··· EXCERPTED DATA ···

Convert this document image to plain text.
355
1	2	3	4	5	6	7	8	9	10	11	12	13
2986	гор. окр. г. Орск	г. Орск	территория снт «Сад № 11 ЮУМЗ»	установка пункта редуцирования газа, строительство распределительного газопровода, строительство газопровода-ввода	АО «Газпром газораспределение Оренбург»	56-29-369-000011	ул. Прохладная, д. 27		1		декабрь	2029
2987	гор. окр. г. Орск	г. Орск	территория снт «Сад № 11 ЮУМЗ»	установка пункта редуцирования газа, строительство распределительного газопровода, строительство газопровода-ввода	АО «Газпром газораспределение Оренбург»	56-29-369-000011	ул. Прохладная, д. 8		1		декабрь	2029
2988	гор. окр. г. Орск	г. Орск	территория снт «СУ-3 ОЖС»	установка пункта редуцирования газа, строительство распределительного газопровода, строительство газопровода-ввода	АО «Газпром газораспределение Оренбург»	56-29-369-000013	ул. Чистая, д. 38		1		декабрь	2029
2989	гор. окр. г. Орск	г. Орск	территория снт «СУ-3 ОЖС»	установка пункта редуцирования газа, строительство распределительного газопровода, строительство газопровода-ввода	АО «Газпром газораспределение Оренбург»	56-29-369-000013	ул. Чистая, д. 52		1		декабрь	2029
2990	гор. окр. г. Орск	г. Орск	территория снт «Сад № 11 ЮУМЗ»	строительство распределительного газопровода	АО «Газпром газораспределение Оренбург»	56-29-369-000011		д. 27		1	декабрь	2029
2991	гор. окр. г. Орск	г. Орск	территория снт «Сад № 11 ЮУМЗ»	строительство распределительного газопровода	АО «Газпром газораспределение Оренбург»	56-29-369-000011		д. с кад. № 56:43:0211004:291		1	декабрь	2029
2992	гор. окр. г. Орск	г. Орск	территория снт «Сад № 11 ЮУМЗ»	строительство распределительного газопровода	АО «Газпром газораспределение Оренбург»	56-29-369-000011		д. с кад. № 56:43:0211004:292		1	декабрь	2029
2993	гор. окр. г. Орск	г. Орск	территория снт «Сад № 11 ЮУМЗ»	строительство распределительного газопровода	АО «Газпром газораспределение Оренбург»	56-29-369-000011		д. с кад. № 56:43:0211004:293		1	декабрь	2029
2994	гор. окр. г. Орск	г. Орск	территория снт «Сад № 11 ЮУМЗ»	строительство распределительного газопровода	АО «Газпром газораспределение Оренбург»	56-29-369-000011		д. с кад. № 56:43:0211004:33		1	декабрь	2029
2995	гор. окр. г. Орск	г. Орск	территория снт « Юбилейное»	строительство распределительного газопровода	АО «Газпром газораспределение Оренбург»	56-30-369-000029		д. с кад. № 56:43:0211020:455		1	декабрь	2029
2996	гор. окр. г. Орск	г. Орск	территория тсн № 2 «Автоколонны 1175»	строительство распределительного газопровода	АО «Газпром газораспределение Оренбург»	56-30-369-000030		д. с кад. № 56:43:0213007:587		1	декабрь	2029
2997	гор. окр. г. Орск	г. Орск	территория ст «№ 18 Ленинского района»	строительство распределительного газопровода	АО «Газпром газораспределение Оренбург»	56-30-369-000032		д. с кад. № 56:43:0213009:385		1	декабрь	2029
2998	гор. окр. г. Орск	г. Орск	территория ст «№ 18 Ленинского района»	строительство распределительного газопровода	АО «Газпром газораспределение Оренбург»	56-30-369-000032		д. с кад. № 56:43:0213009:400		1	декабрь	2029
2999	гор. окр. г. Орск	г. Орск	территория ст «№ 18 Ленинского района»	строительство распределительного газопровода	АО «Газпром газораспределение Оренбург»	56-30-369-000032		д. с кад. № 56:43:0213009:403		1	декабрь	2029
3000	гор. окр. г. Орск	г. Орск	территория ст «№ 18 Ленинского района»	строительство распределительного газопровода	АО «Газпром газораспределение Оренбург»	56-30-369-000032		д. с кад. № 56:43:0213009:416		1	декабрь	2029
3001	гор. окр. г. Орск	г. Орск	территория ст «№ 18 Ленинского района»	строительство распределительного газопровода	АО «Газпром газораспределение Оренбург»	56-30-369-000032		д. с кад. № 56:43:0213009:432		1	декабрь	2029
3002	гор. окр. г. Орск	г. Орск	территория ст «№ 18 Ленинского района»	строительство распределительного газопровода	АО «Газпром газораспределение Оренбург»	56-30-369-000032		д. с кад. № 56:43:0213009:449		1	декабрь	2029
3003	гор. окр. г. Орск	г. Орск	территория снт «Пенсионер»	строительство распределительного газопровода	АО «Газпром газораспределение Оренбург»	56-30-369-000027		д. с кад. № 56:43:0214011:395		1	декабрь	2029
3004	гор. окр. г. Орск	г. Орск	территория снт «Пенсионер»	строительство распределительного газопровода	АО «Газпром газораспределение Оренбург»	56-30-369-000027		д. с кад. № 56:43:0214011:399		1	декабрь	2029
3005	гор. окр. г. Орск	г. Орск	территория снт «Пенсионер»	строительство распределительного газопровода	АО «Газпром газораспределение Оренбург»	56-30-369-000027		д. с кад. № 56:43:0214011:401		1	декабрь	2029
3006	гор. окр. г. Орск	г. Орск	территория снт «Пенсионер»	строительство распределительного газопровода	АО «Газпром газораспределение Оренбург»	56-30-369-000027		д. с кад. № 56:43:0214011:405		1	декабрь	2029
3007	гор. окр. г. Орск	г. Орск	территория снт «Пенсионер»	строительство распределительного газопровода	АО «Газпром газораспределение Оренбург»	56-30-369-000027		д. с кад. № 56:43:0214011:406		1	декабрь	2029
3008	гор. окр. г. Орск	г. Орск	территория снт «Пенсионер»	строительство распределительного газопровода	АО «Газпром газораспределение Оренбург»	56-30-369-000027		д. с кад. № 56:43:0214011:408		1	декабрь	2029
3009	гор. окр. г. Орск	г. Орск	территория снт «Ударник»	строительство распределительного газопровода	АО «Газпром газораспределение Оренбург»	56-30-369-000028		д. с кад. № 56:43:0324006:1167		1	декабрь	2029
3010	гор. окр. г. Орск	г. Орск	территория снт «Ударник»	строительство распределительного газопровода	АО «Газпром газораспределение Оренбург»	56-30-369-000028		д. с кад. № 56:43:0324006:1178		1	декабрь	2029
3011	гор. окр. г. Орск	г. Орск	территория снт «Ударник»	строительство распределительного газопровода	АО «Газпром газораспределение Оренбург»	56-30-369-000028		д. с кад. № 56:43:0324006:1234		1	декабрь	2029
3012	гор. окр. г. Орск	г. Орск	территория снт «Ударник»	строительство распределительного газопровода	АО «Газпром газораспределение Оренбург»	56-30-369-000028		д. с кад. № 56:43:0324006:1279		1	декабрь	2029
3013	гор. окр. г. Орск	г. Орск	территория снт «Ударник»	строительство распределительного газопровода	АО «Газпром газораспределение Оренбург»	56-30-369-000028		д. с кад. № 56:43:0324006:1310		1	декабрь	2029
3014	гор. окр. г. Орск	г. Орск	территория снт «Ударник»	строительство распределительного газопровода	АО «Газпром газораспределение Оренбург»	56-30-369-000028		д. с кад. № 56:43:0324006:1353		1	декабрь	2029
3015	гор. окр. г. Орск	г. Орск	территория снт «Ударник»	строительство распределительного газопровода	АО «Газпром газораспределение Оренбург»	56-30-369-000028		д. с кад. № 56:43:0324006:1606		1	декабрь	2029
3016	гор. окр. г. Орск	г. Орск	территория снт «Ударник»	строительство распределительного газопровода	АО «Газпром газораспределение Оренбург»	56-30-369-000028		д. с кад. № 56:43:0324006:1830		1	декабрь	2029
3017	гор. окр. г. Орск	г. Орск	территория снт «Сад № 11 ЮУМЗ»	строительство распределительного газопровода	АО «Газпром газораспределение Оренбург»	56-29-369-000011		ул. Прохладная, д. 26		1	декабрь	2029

···
··· EXCERPTED DATA ···

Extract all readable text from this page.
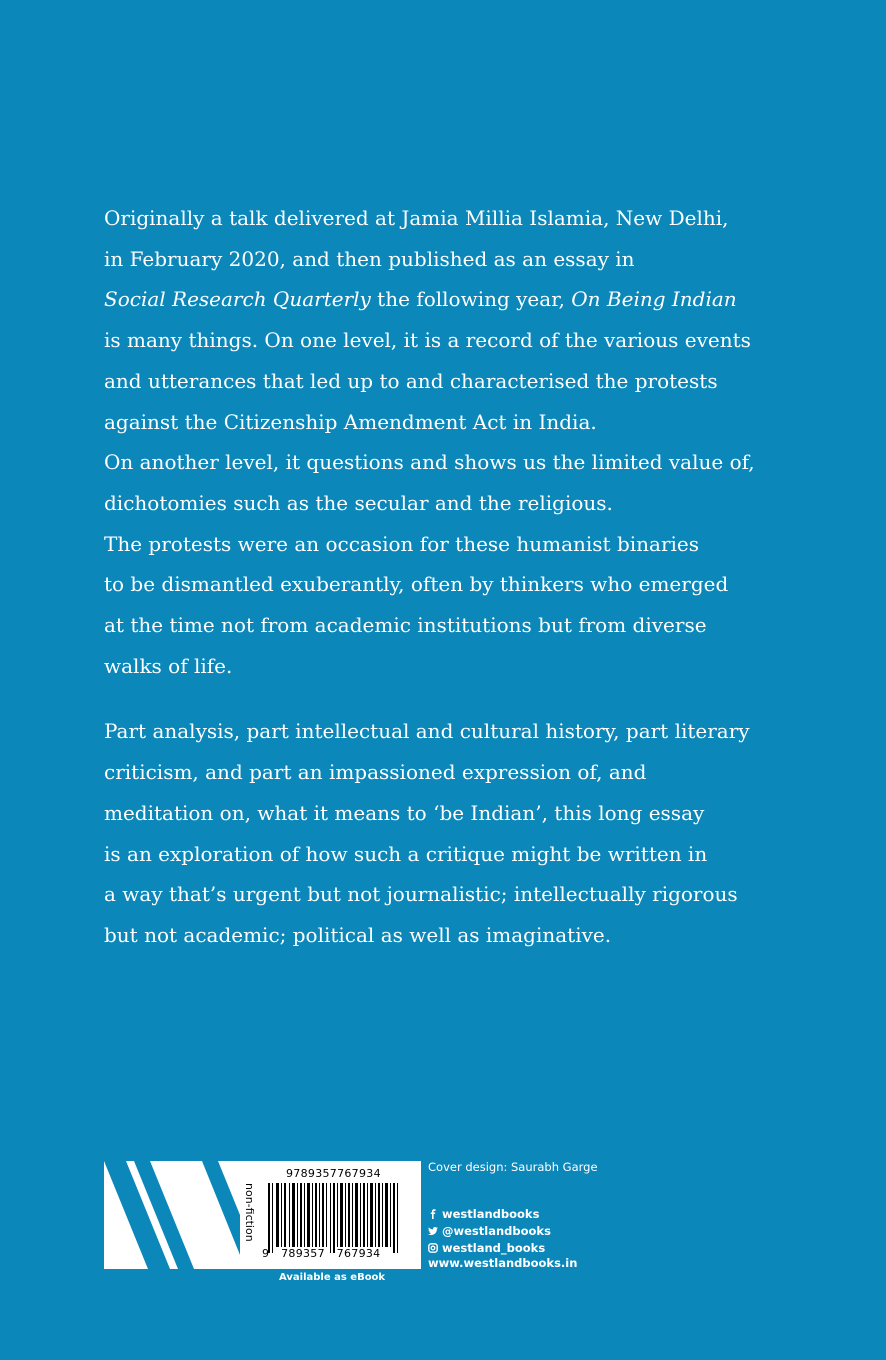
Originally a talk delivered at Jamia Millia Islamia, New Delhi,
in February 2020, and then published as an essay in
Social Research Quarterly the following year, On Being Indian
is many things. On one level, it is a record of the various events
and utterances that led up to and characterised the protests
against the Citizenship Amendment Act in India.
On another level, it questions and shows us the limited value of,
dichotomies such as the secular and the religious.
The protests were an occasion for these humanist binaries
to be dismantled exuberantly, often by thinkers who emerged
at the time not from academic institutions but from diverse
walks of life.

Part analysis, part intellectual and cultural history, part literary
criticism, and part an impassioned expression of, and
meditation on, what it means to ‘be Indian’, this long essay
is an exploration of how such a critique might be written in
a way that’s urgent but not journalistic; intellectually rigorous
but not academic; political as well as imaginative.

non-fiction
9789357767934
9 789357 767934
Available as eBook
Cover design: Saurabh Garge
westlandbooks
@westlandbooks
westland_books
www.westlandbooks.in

···

WHAT IS BEING ASKED: Search the preceding listing for the word "text" and pull out every line that holds it.

COMPLETE RESPONSE:
Convert this document image to plain text.
Extract all readable text from this page.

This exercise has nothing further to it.